• **GIVEN PROBLEM**
Pick out every line holding the string "Ростовской" and copy it.

• **EXERCISE DATA**

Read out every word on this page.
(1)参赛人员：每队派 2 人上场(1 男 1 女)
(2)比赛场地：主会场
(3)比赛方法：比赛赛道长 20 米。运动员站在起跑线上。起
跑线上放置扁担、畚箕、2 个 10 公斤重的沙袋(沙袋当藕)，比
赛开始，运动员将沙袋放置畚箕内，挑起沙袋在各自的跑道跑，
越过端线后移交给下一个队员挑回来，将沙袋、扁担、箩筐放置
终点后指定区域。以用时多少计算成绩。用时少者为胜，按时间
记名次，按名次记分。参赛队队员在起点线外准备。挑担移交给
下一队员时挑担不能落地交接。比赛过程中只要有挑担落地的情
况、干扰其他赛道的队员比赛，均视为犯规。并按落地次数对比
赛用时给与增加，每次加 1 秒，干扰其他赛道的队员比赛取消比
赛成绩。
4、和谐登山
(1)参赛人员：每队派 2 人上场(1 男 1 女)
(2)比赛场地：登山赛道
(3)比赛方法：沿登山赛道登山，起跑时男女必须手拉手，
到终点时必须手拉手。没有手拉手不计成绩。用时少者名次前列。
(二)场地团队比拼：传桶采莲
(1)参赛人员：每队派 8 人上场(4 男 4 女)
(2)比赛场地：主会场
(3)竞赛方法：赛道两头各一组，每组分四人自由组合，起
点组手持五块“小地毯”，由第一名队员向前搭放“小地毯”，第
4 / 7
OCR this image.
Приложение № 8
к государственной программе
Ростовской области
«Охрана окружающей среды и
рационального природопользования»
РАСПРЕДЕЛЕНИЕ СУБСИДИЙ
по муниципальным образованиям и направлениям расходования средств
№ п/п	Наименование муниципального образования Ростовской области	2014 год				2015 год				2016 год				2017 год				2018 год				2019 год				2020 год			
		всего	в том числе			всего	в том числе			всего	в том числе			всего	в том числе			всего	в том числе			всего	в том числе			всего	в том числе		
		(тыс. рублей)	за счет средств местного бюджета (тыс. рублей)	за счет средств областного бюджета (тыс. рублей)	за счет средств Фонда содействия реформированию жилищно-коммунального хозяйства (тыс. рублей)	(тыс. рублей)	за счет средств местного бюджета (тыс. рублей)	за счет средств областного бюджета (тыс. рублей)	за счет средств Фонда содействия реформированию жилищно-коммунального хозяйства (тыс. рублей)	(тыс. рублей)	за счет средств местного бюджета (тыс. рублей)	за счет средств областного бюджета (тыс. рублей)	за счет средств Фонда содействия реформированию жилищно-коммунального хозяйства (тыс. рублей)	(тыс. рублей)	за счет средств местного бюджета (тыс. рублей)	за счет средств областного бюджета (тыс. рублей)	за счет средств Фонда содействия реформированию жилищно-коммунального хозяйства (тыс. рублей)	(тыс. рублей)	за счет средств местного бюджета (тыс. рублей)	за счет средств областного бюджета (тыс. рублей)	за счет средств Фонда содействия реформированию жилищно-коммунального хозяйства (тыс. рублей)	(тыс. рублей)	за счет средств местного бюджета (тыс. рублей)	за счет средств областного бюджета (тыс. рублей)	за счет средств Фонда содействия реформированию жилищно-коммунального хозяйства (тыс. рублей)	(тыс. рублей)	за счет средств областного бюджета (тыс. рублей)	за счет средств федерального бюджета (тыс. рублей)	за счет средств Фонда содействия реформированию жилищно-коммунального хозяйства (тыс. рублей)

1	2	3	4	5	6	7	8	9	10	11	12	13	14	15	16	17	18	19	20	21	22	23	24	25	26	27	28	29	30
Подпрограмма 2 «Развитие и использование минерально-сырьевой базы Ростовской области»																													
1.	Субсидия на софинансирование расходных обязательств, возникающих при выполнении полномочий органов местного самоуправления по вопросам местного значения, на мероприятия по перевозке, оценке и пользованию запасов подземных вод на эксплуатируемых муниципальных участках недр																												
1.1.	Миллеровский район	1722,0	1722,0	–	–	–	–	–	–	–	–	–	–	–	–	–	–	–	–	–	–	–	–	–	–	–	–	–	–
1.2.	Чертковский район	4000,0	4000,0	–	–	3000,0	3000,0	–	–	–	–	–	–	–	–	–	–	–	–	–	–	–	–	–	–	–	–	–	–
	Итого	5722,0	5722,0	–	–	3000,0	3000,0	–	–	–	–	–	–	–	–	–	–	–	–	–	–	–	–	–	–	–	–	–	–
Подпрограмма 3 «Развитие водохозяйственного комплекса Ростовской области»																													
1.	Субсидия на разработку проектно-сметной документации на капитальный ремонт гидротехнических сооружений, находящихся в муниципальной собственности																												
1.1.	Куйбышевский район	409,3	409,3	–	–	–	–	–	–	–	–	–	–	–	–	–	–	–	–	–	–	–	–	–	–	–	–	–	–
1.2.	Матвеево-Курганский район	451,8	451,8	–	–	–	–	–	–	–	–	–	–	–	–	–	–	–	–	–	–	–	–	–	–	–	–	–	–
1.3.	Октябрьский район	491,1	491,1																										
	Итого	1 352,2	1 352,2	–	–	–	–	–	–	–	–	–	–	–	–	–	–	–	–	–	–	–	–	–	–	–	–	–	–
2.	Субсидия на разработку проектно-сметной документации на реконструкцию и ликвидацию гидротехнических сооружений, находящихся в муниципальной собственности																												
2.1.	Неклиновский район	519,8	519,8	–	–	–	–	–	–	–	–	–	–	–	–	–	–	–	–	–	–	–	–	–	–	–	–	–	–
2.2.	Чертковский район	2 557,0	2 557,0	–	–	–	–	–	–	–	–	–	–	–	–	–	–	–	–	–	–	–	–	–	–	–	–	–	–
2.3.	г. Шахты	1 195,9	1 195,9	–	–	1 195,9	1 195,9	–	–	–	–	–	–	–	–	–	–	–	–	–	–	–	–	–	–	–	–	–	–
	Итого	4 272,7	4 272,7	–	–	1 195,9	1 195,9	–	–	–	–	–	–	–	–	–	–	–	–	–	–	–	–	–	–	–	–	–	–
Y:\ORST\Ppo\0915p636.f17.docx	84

• **REPLY TO THE TASK**
Ростовской области
№ п/п	Наименование муниципального образования Ростовской области	2014 год				2015 год				2016 год				2017 год				2018 год				2019 год				2020 год			
Подпрограмма 2 «Развитие и использование минерально-сырьевой базы Ростовской области»																													
Подпрограмма 3 «Развитие водохозяйственного комплекса Ростовской области»																													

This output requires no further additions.